Data tied to figure images:
• • •

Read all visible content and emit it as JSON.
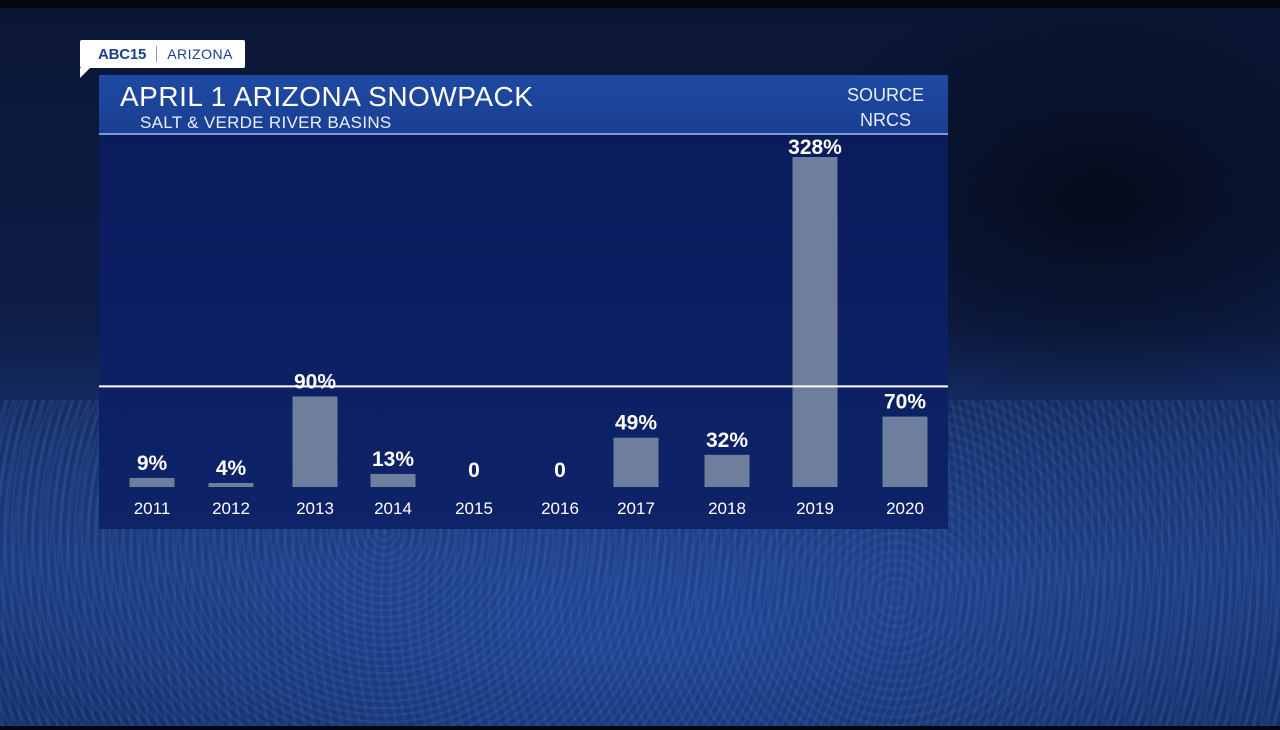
{
  "bug": {
    "brand": "ABC15",
    "location": "ARIZONA"
  },
  "chart_data": {
    "type": "bar",
    "title": "APRIL 1 ARIZONA SNOWPACK",
    "subtitle": "SALT & VERDE RIVER BASINS",
    "source_line1": "SOURCE",
    "source_line2": "NRCS",
    "categories": [
      "2011",
      "2012",
      "2013",
      "2014",
      "2015",
      "2016",
      "2017",
      "2018",
      "2019",
      "2020"
    ],
    "values": [
      9,
      4,
      90,
      13,
      0,
      0,
      49,
      32,
      328,
      70
    ],
    "value_labels": [
      "9%",
      "4%",
      "90%",
      "13%",
      "0",
      "0",
      "49%",
      "32%",
      "328%",
      "70%"
    ],
    "reference_line": 100,
    "ylim": [
      0,
      328
    ],
    "colors": {
      "bar": "#6e7f9e",
      "reference_line": "#ffffff",
      "header": "#1e4aa3",
      "panel": "#0c1f63"
    }
  }
}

• • •

### Required task
Going through the entries above, report how many lines include the string "ARIZONA". The number alone is the answer.

### The answer
2